'''

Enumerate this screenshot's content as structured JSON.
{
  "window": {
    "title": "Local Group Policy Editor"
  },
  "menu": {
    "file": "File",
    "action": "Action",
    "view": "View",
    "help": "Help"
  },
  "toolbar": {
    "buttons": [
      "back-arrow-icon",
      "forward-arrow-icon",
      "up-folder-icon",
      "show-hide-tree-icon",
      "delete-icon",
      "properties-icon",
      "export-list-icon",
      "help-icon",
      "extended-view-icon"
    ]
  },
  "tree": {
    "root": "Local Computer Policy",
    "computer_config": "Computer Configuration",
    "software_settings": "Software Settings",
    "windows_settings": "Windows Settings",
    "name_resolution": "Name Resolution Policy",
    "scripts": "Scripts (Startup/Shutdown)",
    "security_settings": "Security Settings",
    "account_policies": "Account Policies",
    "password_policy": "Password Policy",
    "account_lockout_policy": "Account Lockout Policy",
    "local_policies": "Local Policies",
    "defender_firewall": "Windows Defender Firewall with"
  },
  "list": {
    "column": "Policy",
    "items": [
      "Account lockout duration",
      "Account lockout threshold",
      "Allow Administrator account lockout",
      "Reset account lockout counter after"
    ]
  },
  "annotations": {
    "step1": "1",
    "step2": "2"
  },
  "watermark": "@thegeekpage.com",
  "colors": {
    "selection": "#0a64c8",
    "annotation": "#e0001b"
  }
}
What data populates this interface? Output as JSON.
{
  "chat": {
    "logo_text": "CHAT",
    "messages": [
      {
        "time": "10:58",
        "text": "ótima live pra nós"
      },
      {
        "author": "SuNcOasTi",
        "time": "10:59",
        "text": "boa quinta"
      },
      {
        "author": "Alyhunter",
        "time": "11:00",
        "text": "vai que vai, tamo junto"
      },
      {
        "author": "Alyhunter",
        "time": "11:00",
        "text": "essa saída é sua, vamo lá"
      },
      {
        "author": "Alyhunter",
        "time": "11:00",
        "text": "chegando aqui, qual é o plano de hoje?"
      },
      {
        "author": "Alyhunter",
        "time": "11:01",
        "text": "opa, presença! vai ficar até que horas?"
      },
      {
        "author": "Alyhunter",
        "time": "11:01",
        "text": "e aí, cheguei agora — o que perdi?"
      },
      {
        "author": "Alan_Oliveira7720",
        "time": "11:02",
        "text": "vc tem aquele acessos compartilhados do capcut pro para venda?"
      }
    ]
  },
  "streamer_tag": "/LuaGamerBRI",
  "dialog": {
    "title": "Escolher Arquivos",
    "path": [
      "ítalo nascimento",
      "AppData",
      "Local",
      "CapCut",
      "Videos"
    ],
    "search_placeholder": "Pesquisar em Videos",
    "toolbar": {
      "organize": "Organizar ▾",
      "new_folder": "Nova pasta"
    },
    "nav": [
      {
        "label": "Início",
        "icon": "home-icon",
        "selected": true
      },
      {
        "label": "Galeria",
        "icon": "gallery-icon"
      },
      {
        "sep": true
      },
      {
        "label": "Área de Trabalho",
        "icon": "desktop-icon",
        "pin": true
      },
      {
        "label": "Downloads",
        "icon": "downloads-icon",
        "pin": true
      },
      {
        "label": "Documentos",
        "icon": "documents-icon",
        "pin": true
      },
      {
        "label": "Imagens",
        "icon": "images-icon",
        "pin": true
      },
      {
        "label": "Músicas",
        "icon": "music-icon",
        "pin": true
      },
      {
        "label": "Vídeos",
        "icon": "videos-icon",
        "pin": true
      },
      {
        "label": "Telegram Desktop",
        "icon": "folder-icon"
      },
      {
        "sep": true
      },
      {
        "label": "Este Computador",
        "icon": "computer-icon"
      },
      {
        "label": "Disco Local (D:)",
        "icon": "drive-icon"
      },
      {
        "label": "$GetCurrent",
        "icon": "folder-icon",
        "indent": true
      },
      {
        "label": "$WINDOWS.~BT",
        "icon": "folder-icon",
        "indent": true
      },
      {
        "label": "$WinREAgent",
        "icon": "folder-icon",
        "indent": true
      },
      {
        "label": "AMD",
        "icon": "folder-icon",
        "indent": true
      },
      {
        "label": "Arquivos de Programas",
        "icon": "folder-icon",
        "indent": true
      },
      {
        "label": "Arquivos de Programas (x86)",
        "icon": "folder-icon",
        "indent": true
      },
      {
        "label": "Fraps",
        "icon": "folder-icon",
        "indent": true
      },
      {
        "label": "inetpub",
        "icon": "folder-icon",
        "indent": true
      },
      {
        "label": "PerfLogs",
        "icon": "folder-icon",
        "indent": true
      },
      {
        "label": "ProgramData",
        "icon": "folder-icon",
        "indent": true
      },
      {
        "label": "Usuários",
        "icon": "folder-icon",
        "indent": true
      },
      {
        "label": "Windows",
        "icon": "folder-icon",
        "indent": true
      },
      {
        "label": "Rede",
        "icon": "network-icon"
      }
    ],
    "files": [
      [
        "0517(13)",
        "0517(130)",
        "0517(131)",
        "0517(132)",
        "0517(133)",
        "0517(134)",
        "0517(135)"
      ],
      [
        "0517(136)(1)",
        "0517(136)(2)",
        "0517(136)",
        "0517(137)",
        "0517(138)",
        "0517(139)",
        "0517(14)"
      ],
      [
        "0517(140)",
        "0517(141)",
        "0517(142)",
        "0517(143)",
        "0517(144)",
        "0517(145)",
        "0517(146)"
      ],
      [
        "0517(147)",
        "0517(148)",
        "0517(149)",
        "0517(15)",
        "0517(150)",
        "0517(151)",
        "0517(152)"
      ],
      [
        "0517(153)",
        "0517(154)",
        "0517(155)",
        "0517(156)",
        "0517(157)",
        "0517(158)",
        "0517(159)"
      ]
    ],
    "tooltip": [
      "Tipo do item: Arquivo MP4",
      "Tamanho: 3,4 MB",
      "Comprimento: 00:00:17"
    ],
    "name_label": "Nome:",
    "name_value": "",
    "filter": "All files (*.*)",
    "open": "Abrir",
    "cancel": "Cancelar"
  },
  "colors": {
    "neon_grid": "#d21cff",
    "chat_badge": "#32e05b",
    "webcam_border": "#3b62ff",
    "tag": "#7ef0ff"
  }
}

'''

Exercise requirements
Tally the lines above containing "Arquivos". Answer with the count only.

Answer below
3